(Saved entries)

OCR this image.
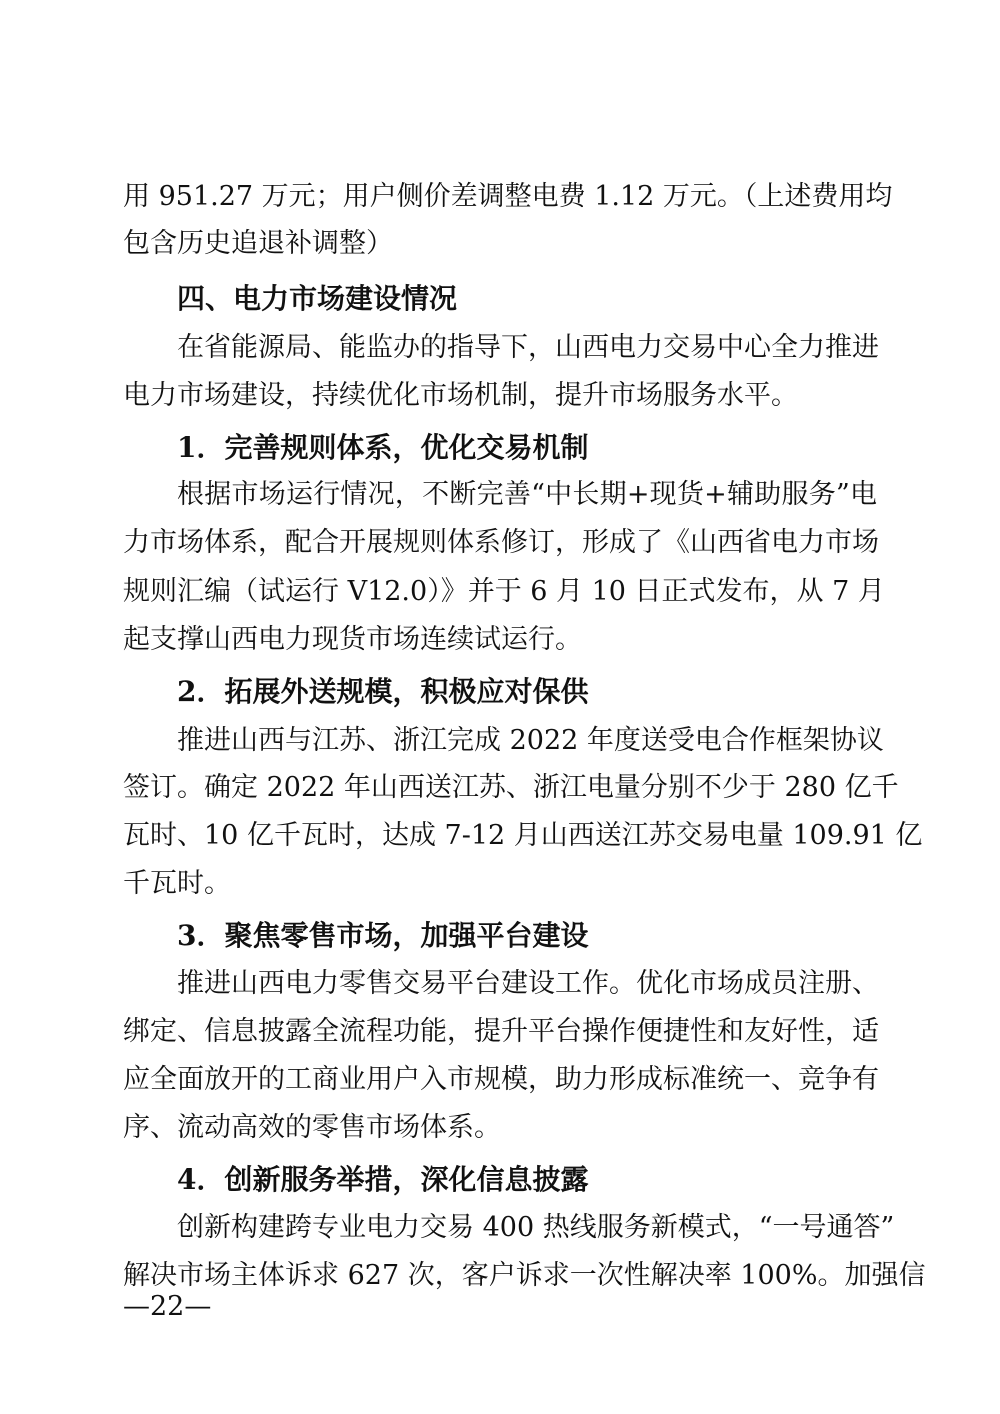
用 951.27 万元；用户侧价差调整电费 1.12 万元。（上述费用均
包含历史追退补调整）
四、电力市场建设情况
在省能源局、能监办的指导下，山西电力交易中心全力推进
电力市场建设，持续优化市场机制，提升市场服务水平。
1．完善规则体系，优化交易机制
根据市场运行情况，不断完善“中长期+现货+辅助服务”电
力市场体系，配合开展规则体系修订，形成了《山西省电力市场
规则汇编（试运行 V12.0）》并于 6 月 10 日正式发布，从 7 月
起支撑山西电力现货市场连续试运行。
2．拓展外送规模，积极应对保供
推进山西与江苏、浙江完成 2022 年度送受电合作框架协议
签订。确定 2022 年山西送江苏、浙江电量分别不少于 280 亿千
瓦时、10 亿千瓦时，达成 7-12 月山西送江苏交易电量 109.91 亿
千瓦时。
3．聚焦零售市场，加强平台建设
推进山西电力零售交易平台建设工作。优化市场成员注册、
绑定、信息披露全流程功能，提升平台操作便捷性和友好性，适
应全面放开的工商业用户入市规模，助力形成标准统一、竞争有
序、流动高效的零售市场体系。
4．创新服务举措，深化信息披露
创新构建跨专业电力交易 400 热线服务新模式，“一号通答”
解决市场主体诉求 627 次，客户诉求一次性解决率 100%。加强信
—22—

* _What is needed_
Exclude the pictures and transcribe all of the entries exactly.

* _Answer to the problem_
OCR this image.
用 951.27 万元；用户侧价差调整电费 1.12 万元。（上述费用均
包含历史追退补调整）
四、电力市场建设情况
在省能源局、能监办的指导下，山西电力交易中心全力推进
电力市场建设，持续优化市场机制，提升市场服务水平。
1．完善规则体系，优化交易机制
根据市场运行情况，不断完善“中长期+现货+辅助服务”电
力市场体系，配合开展规则体系修订，形成了《山西省电力市场
规则汇编（试运行 V12.0）》并于 6 月 10 日正式发布，从 7 月
起支撑山西电力现货市场连续试运行。
2．拓展外送规模，积极应对保供
推进山西与江苏、浙江完成 2022 年度送受电合作框架协议
签订。确定 2022 年山西送江苏、浙江电量分别不少于 280 亿千
瓦时、10 亿千瓦时，达成 7-12 月山西送江苏交易电量 109.91 亿
千瓦时。
3．聚焦零售市场，加强平台建设
推进山西电力零售交易平台建设工作。优化市场成员注册、
绑定、信息披露全流程功能，提升平台操作便捷性和友好性，适
应全面放开的工商业用户入市规模，助力形成标准统一、竞争有
序、流动高效的零售市场体系。
4．创新服务举措，深化信息披露
创新构建跨专业电力交易 400 热线服务新模式，“一号通答”
解决市场主体诉求 627 次，客户诉求一次性解决率 100%。加强信
—22—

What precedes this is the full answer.